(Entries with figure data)
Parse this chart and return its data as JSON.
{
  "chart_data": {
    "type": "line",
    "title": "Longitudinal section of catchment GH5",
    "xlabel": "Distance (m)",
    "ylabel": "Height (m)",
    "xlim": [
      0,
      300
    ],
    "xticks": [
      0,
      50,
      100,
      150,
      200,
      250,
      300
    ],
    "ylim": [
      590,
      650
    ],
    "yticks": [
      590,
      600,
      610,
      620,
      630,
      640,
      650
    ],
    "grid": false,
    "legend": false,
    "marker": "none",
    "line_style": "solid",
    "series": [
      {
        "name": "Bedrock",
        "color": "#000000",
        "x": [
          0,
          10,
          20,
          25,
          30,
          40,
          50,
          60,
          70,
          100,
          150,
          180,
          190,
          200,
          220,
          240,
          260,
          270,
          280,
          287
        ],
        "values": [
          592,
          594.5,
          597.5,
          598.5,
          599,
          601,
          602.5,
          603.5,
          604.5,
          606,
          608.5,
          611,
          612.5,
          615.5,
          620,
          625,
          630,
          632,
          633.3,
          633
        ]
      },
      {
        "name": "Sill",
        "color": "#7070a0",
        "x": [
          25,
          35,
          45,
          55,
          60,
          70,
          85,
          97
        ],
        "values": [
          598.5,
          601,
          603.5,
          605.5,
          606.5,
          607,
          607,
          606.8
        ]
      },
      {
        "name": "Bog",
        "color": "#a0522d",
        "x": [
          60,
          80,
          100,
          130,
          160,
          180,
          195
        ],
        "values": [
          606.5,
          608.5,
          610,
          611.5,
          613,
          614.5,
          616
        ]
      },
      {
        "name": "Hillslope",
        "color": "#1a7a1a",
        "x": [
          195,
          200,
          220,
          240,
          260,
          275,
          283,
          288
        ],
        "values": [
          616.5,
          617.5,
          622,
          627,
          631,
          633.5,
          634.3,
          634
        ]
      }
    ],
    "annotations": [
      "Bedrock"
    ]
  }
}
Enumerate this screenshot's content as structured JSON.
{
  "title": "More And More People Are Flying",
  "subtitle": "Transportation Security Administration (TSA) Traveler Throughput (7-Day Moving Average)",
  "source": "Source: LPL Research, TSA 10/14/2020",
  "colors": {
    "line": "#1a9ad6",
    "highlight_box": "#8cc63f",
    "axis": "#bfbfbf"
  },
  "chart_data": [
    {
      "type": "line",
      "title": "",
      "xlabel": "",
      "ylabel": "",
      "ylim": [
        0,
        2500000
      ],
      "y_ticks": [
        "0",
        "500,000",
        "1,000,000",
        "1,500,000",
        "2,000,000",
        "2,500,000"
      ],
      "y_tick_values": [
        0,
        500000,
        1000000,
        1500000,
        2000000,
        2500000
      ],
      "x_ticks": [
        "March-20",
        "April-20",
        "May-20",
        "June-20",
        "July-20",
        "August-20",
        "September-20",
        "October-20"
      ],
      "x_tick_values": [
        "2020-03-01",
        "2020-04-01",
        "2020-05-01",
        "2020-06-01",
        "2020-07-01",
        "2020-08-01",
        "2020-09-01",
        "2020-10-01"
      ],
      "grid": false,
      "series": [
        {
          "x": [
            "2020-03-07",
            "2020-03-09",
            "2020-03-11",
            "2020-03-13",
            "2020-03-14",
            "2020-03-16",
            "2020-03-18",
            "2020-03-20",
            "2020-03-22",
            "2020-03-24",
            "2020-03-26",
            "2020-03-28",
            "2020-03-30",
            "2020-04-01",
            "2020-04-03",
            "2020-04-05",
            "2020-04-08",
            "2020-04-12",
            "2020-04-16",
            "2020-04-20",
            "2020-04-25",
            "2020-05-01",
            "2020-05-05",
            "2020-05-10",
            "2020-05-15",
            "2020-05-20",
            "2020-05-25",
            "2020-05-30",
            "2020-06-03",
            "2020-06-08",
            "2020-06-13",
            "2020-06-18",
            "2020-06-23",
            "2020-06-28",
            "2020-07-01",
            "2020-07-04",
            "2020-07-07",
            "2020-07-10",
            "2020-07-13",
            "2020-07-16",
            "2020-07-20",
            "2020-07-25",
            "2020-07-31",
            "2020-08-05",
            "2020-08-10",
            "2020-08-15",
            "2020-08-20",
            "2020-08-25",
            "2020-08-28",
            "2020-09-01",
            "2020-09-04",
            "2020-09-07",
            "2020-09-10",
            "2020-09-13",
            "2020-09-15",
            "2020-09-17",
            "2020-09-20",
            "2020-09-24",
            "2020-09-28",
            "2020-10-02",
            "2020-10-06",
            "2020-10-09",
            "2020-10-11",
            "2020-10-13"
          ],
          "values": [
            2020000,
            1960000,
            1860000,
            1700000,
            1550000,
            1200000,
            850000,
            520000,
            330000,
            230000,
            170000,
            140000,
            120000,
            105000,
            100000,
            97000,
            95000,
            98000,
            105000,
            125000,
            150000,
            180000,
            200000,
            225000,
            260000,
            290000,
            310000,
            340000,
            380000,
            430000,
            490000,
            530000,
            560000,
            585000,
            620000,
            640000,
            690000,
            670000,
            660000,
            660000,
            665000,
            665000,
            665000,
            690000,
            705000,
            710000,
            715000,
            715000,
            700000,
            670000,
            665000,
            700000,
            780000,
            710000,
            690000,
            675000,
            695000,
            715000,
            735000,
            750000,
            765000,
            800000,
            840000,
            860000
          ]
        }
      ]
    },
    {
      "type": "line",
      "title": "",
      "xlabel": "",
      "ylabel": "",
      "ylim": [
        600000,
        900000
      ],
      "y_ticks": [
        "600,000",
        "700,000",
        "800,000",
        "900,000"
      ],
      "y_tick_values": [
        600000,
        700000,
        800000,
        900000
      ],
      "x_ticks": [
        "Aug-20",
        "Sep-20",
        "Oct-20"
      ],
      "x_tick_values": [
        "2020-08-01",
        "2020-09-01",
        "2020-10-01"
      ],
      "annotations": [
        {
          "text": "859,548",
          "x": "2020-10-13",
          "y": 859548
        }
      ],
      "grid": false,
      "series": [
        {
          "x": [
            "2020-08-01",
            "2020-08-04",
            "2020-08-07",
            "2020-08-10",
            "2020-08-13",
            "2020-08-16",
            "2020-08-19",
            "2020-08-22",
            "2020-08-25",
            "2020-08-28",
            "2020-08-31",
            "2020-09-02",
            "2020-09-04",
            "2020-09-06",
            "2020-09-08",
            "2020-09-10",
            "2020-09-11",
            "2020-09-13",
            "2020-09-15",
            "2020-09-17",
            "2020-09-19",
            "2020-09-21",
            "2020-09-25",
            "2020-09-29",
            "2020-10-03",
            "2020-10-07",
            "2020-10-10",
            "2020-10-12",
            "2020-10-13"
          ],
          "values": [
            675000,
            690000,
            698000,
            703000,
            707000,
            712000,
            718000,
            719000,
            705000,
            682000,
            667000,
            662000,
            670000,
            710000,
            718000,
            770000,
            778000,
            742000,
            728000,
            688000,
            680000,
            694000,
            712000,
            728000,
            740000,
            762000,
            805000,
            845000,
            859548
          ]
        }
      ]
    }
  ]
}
* * *
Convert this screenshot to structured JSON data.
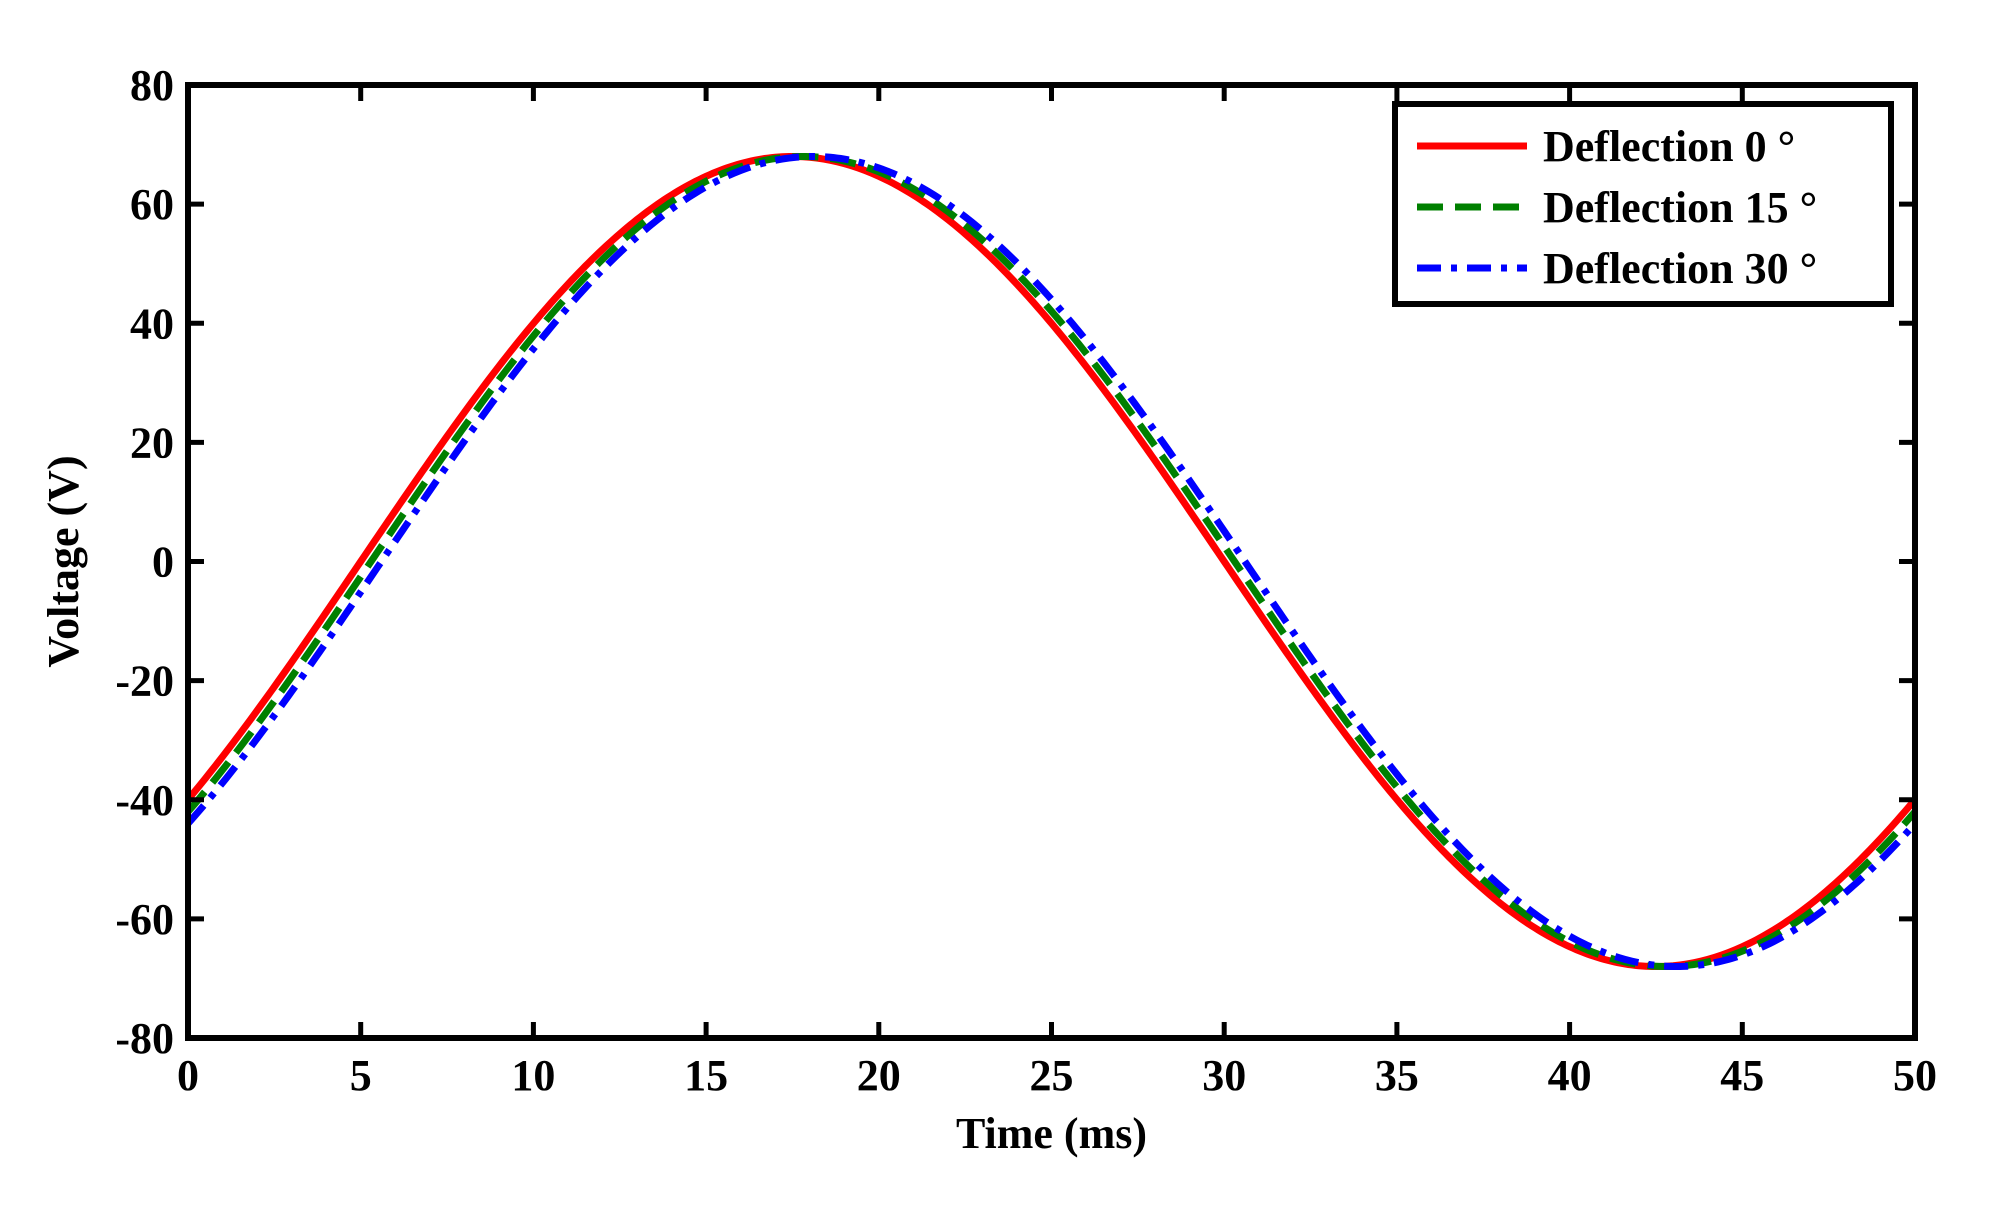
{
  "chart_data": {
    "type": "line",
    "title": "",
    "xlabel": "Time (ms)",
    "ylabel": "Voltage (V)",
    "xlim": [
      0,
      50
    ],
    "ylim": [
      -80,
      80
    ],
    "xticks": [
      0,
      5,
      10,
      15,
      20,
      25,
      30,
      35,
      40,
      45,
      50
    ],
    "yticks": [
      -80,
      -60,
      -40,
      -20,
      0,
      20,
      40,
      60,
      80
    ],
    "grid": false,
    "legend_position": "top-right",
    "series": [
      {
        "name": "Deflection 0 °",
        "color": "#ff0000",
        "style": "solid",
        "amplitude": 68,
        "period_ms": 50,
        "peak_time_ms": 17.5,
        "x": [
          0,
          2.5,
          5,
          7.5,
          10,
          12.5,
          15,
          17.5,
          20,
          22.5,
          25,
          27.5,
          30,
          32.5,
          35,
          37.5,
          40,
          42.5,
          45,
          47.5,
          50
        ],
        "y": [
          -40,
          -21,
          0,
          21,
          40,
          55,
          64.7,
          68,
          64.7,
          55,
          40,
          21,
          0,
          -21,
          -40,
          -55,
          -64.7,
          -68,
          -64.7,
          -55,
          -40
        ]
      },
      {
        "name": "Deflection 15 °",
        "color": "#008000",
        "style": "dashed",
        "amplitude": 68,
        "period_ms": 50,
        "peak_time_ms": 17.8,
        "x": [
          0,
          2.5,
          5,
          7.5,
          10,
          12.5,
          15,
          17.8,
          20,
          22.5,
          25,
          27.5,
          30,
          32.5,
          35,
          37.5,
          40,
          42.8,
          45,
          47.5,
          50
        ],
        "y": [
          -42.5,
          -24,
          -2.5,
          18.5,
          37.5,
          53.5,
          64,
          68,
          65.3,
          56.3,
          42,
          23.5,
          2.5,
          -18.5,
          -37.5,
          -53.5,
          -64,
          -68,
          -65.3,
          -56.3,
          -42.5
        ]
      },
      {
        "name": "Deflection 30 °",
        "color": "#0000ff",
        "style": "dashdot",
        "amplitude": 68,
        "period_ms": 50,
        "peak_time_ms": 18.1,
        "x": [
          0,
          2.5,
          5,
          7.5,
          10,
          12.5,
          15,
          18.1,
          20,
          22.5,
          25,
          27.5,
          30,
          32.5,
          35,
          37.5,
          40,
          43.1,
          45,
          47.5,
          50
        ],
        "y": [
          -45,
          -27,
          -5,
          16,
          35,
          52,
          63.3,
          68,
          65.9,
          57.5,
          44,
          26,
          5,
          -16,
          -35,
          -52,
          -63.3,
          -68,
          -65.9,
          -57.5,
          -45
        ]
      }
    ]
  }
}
* * *
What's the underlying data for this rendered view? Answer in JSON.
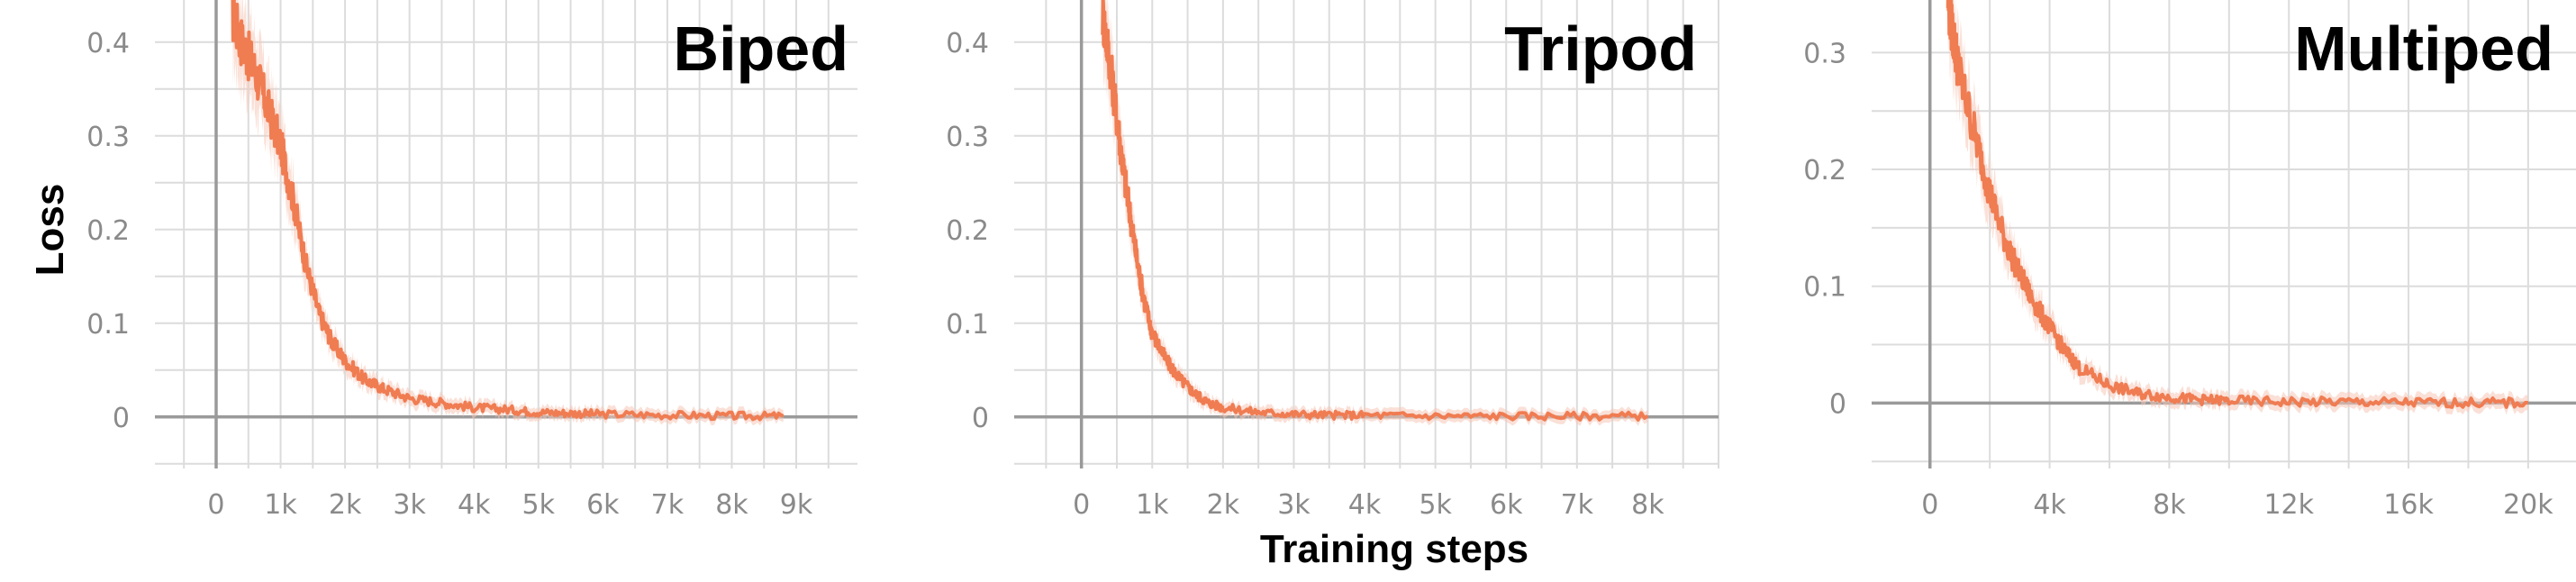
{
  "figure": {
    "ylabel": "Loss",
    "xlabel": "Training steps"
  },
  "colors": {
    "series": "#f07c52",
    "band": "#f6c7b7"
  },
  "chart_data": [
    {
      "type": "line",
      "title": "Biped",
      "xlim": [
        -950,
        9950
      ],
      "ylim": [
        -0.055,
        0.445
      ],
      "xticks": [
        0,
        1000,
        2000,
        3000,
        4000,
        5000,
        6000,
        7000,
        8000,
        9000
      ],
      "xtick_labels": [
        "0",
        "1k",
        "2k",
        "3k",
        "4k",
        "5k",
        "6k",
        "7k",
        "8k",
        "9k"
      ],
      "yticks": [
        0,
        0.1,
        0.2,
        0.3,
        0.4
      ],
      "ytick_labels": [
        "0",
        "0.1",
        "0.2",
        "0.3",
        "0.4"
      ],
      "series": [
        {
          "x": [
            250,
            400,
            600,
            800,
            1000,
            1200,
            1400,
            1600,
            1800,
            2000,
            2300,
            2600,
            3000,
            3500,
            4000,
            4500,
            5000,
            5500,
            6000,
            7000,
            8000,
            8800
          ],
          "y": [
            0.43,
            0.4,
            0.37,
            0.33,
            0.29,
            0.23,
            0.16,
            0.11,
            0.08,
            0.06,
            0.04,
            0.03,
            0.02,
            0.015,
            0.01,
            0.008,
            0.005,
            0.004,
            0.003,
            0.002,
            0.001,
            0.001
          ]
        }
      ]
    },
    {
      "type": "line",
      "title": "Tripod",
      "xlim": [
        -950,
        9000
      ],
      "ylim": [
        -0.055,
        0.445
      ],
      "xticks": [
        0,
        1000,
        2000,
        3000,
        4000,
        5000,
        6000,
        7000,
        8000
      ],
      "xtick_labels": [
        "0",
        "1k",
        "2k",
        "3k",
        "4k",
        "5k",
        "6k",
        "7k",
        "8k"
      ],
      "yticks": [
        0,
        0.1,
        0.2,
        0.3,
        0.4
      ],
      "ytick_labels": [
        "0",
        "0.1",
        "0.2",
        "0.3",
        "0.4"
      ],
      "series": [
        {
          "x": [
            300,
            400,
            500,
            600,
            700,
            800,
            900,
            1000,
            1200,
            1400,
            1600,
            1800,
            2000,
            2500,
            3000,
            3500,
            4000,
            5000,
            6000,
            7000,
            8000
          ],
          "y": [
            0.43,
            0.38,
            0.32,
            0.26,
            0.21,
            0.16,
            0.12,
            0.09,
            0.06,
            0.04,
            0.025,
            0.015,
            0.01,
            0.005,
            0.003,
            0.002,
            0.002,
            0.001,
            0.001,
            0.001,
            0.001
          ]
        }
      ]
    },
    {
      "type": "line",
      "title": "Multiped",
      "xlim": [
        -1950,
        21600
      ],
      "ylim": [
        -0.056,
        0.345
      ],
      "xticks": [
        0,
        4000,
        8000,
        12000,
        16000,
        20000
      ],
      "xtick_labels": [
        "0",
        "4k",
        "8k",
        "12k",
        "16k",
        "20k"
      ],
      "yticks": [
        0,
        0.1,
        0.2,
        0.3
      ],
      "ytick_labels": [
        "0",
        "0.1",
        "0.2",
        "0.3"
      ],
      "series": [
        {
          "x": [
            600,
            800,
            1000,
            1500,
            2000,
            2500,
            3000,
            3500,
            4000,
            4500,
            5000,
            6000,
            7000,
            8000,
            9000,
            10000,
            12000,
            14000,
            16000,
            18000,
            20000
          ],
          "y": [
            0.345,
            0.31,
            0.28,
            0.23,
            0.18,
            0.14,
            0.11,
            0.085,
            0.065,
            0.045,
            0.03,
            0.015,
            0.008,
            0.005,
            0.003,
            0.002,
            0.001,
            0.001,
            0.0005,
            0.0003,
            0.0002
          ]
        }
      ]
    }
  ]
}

__Brief__
Copy every line that includes the string "ylabel" from the material above.

__Exercise response__
    "ylabel": "Height (m)",
      "ylabel": "",
      "ylabel": "",
    "ylabel": "Voltage (V)",
    "ylabel": "Loss",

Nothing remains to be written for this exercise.